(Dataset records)
## START

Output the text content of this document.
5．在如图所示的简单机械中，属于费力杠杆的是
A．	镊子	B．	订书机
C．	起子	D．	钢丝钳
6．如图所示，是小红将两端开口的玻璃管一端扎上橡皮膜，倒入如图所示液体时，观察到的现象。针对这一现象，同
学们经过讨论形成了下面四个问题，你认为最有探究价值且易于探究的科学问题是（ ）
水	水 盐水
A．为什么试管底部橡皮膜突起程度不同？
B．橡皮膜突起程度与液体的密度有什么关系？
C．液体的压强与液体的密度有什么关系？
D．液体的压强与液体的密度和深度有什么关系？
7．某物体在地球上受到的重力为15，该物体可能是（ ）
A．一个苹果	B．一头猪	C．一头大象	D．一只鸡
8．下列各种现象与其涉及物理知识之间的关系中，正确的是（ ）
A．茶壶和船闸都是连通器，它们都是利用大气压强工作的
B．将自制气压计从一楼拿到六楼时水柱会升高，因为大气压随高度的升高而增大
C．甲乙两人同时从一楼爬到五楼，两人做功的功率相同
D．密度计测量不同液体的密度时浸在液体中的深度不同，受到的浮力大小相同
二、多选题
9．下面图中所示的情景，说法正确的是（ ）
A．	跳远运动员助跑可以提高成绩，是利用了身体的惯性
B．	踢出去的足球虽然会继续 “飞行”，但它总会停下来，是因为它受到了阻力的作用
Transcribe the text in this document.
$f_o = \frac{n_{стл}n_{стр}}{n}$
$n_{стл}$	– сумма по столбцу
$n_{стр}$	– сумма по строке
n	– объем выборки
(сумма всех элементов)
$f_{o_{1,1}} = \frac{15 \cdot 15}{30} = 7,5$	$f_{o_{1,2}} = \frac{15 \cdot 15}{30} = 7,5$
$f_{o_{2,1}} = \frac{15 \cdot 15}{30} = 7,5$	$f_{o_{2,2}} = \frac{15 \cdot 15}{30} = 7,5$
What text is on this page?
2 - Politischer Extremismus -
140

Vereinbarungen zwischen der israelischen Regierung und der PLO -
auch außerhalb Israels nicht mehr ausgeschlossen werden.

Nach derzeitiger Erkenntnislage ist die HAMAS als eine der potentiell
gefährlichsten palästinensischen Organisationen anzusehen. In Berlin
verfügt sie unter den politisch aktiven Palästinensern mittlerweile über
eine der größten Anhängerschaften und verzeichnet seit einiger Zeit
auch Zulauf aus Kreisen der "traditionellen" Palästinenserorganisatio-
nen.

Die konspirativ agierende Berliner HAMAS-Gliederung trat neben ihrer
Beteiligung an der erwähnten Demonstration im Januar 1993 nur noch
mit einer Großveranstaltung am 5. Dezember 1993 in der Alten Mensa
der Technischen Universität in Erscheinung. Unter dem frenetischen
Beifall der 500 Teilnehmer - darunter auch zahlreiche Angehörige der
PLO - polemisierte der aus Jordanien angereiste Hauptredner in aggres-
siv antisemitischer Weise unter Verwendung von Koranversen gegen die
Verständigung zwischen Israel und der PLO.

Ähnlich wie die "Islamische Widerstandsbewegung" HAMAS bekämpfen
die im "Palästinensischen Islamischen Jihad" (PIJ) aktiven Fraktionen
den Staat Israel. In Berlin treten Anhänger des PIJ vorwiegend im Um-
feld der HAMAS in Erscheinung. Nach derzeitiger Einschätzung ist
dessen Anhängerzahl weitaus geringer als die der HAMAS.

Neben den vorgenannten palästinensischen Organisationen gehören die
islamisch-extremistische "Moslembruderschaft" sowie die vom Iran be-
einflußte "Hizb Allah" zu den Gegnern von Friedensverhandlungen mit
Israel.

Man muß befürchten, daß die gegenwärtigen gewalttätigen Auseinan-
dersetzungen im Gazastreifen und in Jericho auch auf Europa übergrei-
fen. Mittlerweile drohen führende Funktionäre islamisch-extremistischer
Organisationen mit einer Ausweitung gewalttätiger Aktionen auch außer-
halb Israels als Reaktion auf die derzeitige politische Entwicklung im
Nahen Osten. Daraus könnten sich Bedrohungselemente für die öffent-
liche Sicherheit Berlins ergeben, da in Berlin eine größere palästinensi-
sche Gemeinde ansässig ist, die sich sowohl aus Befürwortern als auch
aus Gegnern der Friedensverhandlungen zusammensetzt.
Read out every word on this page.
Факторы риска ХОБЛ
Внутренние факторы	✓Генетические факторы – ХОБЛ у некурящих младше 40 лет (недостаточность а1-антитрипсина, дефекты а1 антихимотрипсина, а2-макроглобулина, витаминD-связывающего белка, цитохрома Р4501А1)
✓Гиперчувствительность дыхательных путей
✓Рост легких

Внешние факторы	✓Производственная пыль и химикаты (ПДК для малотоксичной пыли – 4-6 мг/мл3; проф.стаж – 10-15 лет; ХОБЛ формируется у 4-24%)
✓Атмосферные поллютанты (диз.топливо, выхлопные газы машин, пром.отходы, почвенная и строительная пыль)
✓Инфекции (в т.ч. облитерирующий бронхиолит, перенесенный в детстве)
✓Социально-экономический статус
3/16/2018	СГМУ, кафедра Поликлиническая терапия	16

## END

> **GOAL OF THE EXERCISE**
Transcribe the full listing above without leaving anything out.

> **FINISHED ANSWER**
Output the text content of this document.
5．在如图所示的简单机械中，属于费力杠杆的是
A．	镊子	B．	订书机
C．	起子	D．	钢丝钳
6．如图所示，是小红将两端开口的玻璃管一端扎上橡皮膜，倒入如图所示液体时，观察到的现象。针对这一现象，同
学们经过讨论形成了下面四个问题，你认为最有探究价值且易于探究的科学问题是（ ）
水	水 盐水
A．为什么试管底部橡皮膜突起程度不同？
B．橡皮膜突起程度与液体的密度有什么关系？
C．液体的压强与液体的密度有什么关系？
D．液体的压强与液体的密度和深度有什么关系？
7．某物体在地球上受到的重力为15，该物体可能是（ ）
A．一个苹果	B．一头猪	C．一头大象	D．一只鸡
8．下列各种现象与其涉及物理知识之间的关系中，正确的是（ ）
A．茶壶和船闸都是连通器，它们都是利用大气压强工作的
B．将自制气压计从一楼拿到六楼时水柱会升高，因为大气压随高度的升高而增大
C．甲乙两人同时从一楼爬到五楼，两人做功的功率相同
D．密度计测量不同液体的密度时浸在液体中的深度不同，受到的浮力大小相同
二、多选题
9．下面图中所示的情景，说法正确的是（ ）
A．	跳远运动员助跑可以提高成绩，是利用了身体的惯性
B．	踢出去的足球虽然会继续 “飞行”，但它总会停下来，是因为它受到了阻力的作用
Transcribe the text in this document.
$f_o = \frac{n_{стл}n_{стр}}{n}$
$n_{стл}$	– сумма по столбцу
$n_{стр}$	– сумма по строке
n	– объем выборки
(сумма всех элементов)
$f_{o_{1,1}} = \frac{15 \cdot 15}{30} = 7,5$	$f_{o_{1,2}} = \frac{15 \cdot 15}{30} = 7,5$
$f_{o_{2,1}} = \frac{15 \cdot 15}{30} = 7,5$	$f_{o_{2,2}} = \frac{15 \cdot 15}{30} = 7,5$
What text is on this page?
2 - Politischer Extremismus -
140

Vereinbarungen zwischen der israelischen Regierung und der PLO -
auch außerhalb Israels nicht mehr ausgeschlossen werden.

Nach derzeitiger Erkenntnislage ist die HAMAS als eine der potentiell
gefährlichsten palästinensischen Organisationen anzusehen. In Berlin
verfügt sie unter den politisch aktiven Palästinensern mittlerweile über
eine der größten Anhängerschaften und verzeichnet seit einiger Zeit
auch Zulauf aus Kreisen der "traditionellen" Palästinenserorganisatio-
nen.

Die konspirativ agierende Berliner HAMAS-Gliederung trat neben ihrer
Beteiligung an der erwähnten Demonstration im Januar 1993 nur noch
mit einer Großveranstaltung am 5. Dezember 1993 in der Alten Mensa
der Technischen Universität in Erscheinung. Unter dem frenetischen
Beifall der 500 Teilnehmer - darunter auch zahlreiche Angehörige der
PLO - polemisierte der aus Jordanien angereiste Hauptredner in aggres-
siv antisemitischer Weise unter Verwendung von Koranversen gegen die
Verständigung zwischen Israel und der PLO.

Ähnlich wie die "Islamische Widerstandsbewegung" HAMAS bekämpfen
die im "Palästinensischen Islamischen Jihad" (PIJ) aktiven Fraktionen
den Staat Israel. In Berlin treten Anhänger des PIJ vorwiegend im Um-
feld der HAMAS in Erscheinung. Nach derzeitiger Einschätzung ist
dessen Anhängerzahl weitaus geringer als die der HAMAS.

Neben den vorgenannten palästinensischen Organisationen gehören die
islamisch-extremistische "Moslembruderschaft" sowie die vom Iran be-
einflußte "Hizb Allah" zu den Gegnern von Friedensverhandlungen mit
Israel.

Man muß befürchten, daß die gegenwärtigen gewalttätigen Auseinan-
dersetzungen im Gazastreifen und in Jericho auch auf Europa übergrei-
fen. Mittlerweile drohen führende Funktionäre islamisch-extremistischer
Organisationen mit einer Ausweitung gewalttätiger Aktionen auch außer-
halb Israels als Reaktion auf die derzeitige politische Entwicklung im
Nahen Osten. Daraus könnten sich Bedrohungselemente für die öffent-
liche Sicherheit Berlins ergeben, da in Berlin eine größere palästinensi-
sche Gemeinde ansässig ist, die sich sowohl aus Befürwortern als auch
aus Gegnern der Friedensverhandlungen zusammensetzt.
Read out every word on this page.
Факторы риска ХОБЛ
Внутренние факторы	✓Генетические факторы – ХОБЛ у некурящих младше 40 лет (недостаточность а1-антитрипсина, дефекты а1 антихимотрипсина, а2-макроглобулина, витаминD-связывающего белка, цитохрома Р4501А1)
✓Гиперчувствительность дыхательных путей
✓Рост легких

Внешние факторы	✓Производственная пыль и химикаты (ПДК для малотоксичной пыли – 4-6 мг/мл3; проф.стаж – 10-15 лет; ХОБЛ формируется у 4-24%)
✓Атмосферные поллютанты (диз.топливо, выхлопные газы машин, пром.отходы, почвенная и строительная пыль)
✓Инфекции (в т.ч. облитерирующий бронхиолит, перенесенный в детстве)
✓Социально-экономический статус
3/16/2018	СГМУ, кафедра Поликлиническая терапия	16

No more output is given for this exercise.